::: SOURCE MATERIAL :::

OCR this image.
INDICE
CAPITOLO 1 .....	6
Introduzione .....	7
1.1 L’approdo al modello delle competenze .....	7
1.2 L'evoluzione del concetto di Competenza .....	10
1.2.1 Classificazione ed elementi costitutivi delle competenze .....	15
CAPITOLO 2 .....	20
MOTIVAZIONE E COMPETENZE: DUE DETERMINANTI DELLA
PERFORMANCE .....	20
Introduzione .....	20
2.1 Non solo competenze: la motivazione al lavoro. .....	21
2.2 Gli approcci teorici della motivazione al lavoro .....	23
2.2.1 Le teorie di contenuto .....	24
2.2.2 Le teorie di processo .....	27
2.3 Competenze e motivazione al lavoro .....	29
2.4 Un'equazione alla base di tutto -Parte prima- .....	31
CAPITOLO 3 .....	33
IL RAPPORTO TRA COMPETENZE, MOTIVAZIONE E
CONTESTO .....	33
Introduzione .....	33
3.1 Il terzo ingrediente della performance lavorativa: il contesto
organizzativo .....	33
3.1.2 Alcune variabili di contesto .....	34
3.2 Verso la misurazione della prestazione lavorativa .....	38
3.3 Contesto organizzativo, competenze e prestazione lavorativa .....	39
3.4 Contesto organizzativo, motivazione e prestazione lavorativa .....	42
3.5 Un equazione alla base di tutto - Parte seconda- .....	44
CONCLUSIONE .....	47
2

:::

* **WRITTEN TASK**: Repeat the listing exactly, from its first line to its last.

* **COMPLETE ANSWER**:
OCR this image.
INDICE
CAPITOLO 1 .....	6
Introduzione .....	7
1.1 L’approdo al modello delle competenze .....	7
1.2 L'evoluzione del concetto di Competenza .....	10
1.2.1 Classificazione ed elementi costitutivi delle competenze .....	15
CAPITOLO 2 .....	20
MOTIVAZIONE E COMPETENZE: DUE DETERMINANTI DELLA
PERFORMANCE .....	20
Introduzione .....	20
2.1 Non solo competenze: la motivazione al lavoro. .....	21
2.2 Gli approcci teorici della motivazione al lavoro .....	23
2.2.1 Le teorie di contenuto .....	24
2.2.2 Le teorie di processo .....	27
2.3 Competenze e motivazione al lavoro .....	29
2.4 Un'equazione alla base di tutto -Parte prima- .....	31
CAPITOLO 3 .....	33
IL RAPPORTO TRA COMPETENZE, MOTIVAZIONE E
CONTESTO .....	33
Introduzione .....	33
3.1 Il terzo ingrediente della performance lavorativa: il contesto
organizzativo .....	33
3.1.2 Alcune variabili di contesto .....	34
3.2 Verso la misurazione della prestazione lavorativa .....	38
3.3 Contesto organizzativo, competenze e prestazione lavorativa .....	39
3.4 Contesto organizzativo, motivazione e prestazione lavorativa .....	42
3.5 Un equazione alla base di tutto - Parte seconda- .....	44
CONCLUSIONE .....	47
2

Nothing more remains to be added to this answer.